___ Supplied data ___
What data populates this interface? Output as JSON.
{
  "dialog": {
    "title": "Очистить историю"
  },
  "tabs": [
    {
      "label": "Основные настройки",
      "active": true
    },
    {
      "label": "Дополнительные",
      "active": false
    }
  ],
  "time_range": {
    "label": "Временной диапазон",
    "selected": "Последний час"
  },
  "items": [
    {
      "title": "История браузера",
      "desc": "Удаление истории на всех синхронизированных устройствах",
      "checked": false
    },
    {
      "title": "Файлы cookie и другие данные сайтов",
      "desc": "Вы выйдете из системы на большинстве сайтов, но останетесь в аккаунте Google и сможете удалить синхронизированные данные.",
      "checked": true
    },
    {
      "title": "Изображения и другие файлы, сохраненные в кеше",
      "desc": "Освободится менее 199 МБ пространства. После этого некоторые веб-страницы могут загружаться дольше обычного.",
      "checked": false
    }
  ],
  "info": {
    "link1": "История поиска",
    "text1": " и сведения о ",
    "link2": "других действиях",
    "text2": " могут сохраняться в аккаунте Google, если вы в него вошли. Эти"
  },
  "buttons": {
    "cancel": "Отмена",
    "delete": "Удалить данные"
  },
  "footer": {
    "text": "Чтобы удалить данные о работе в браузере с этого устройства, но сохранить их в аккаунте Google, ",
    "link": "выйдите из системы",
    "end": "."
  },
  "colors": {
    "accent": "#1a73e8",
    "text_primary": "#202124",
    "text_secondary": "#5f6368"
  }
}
___
-- Task objective --
Return every line of the material exactly.

-- Answer in full --
What data populates this interface? Output as JSON.
{
  "dialog": {
    "title": "Очистить историю"
  },
  "tabs": [
    {
      "label": "Основные настройки",
      "active": true
    },
    {
      "label": "Дополнительные",
      "active": false
    }
  ],
  "time_range": {
    "label": "Временной диапазон",
    "selected": "Последний час"
  },
  "items": [
    {
      "title": "История браузера",
      "desc": "Удаление истории на всех синхронизированных устройствах",
      "checked": false
    },
    {
      "title": "Файлы cookie и другие данные сайтов",
      "desc": "Вы выйдете из системы на большинстве сайтов, но останетесь в аккаунте Google и сможете удалить синхронизированные данные.",
      "checked": true
    },
    {
      "title": "Изображения и другие файлы, сохраненные в кеше",
      "desc": "Освободится менее 199 МБ пространства. После этого некоторые веб-страницы могут загружаться дольше обычного.",
      "checked": false
    }
  ],
  "info": {
    "link1": "История поиска",
    "text1": " и сведения о ",
    "link2": "других действиях",
    "text2": " могут сохраняться в аккаунте Google, если вы в него вошли. Эти"
  },
  "buttons": {
    "cancel": "Отмена",
    "delete": "Удалить данные"
  },
  "footer": {
    "text": "Чтобы удалить данные о работе в браузере с этого устройства, но сохранить их в аккаунте Google, ",
    "link": "выйдите из системы",
    "end": "."
  },
  "colors": {
    "accent": "#1a73e8",
    "text_primary": "#202124",
    "text_secondary": "#5f6368"
  }
}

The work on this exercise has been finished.